◆ **STATED GOAL**
From the listing below, extract each entry exactly as written, minus the images.

□ □ □

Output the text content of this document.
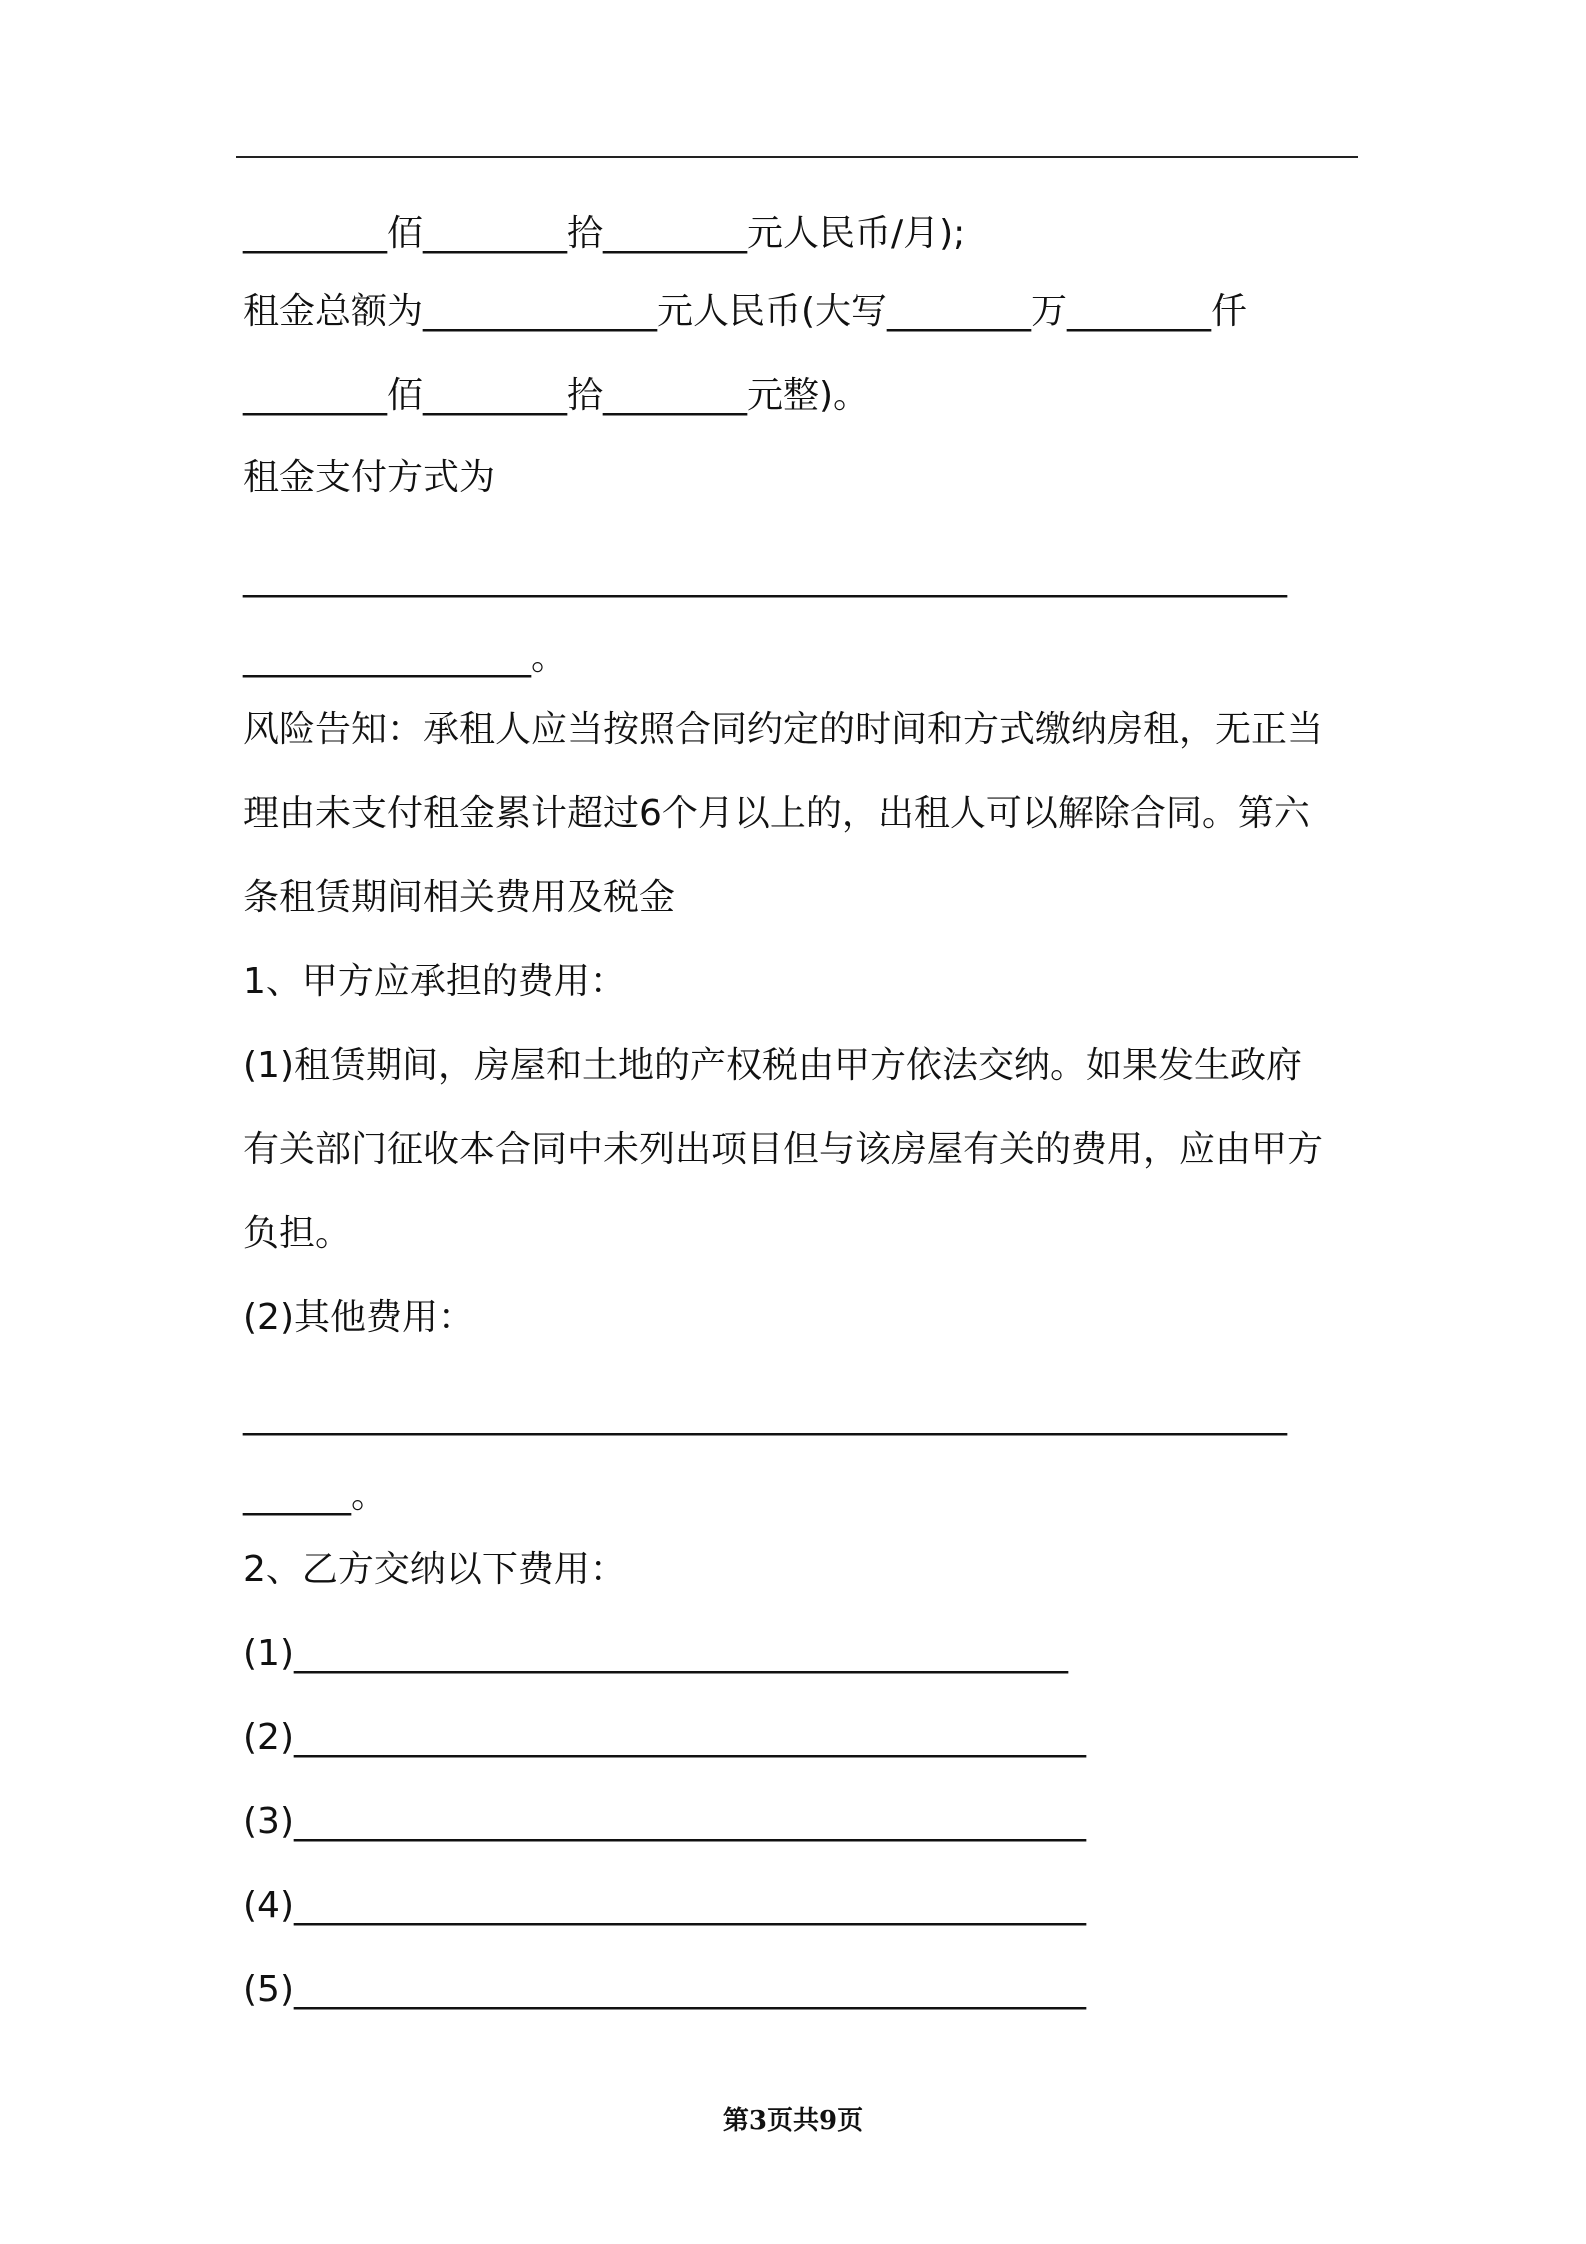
________佰________拾________元人民币/月);
租金总额为_____________元人民币(大写________万________仟
________佰________拾________元整)。
租金支付方式为
__________________________________________________________
________________。
风险告知：承租人应当按照合同约定的时间和方式缴纳房租，无正当
理由未支付租金累计超过6个月以上的，出租人可以解除合同。第六
条租赁期间相关费用及税金
1、甲方应承担的费用：
(1)租赁期间，房屋和土地的产权税由甲方依法交纳。如果发生政府
有关部门征收本合同中未列出项目但与该房屋有关的费用，应由甲方
负担。
(2)其他费用：
__________________________________________________________
______。
2、乙方交纳以下费用：
(1)___________________________________________
(2)____________________________________________
(3)____________________________________________
(4)____________________________________________
(5)____________________________________________
第3页共9页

□ □ □

◆ **SOLUTION FOR THIS TASK**
Output the text content of this document.
________佰________拾________元人民币/月);
租金总额为_____________元人民币(大写________万________仟
________佰________拾________元整)。
租金支付方式为
__________________________________________________________
________________。
风险告知：承租人应当按照合同约定的时间和方式缴纳房租，无正当
理由未支付租金累计超过6个月以上的，出租人可以解除合同。第六
条租赁期间相关费用及税金
1、甲方应承担的费用：
(1)租赁期间，房屋和土地的产权税由甲方依法交纳。如果发生政府
有关部门征收本合同中未列出项目但与该房屋有关的费用，应由甲方
负担。
(2)其他费用：
__________________________________________________________
______。
2、乙方交纳以下费用：
(1)___________________________________________
(2)____________________________________________
(3)____________________________________________
(4)____________________________________________
(5)____________________________________________
第3页共9页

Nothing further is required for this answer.